▸ **Challenge**
Write out all the entries word for word, but skip any images.

▸ **Records for the task**
= = = =
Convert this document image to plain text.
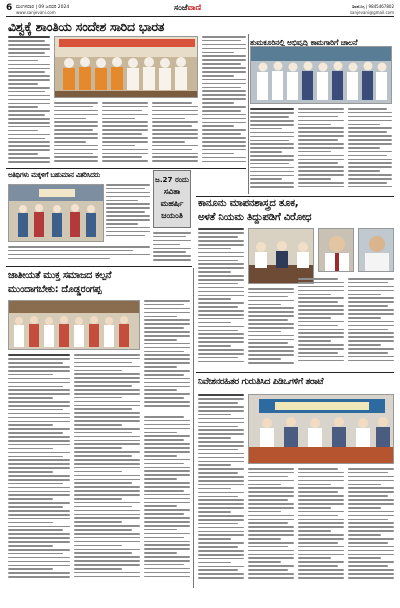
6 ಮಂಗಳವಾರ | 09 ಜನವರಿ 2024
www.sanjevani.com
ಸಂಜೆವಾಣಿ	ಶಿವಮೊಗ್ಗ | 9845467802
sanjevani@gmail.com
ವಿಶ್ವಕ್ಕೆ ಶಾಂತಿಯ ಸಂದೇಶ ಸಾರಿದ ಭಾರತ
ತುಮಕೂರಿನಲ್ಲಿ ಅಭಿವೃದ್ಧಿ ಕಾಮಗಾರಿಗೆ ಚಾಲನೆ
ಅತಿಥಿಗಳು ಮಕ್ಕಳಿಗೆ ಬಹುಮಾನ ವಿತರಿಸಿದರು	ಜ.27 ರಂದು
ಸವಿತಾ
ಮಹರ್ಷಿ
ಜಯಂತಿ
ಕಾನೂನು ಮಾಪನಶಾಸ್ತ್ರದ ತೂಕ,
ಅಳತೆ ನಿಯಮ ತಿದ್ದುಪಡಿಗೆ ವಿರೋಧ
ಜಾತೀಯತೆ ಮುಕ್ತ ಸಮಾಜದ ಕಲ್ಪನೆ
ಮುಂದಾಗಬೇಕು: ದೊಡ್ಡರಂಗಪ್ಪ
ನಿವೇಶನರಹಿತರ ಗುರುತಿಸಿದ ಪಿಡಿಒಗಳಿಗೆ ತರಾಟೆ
= = = =
▸ **Complete response**
Convert this document image to plain text.
6 ಮಂಗಳವಾರ | 09 ಜನವರಿ 2024
www.sanjevani.com
ಸಂಜೆವಾಣಿ	ಶಿವಮೊಗ್ಗ | 9845467802
sanjevani@gmail.com
ವಿಶ್ವಕ್ಕೆ ಶಾಂತಿಯ ಸಂದೇಶ ಸಾರಿದ ಭಾರತ
ತುಮಕೂರಿನಲ್ಲಿ ಅಭಿವೃದ್ಧಿ ಕಾಮಗಾರಿಗೆ ಚಾಲನೆ
ಅತಿಥಿಗಳು ಮಕ್ಕಳಿಗೆ ಬಹುಮಾನ ವಿತರಿಸಿದರು	ಜ.27 ರಂದು
ಸವಿತಾ
ಮಹರ್ಷಿ
ಜಯಂತಿ
ಕಾನೂನು ಮಾಪನಶಾಸ್ತ್ರದ ತೂಕ,
ಅಳತೆ ನಿಯಮ ತಿದ್ದುಪಡಿಗೆ ವಿರೋಧ
ಜಾತೀಯತೆ ಮುಕ್ತ ಸಮಾಜದ ಕಲ್ಪನೆ
ಮುಂದಾಗಬೇಕು: ದೊಡ್ಡರಂಗಪ್ಪ
ನಿವೇಶನರಹಿತರ ಗುರುತಿಸಿದ ಪಿಡಿಒಗಳಿಗೆ ತರಾಟೆ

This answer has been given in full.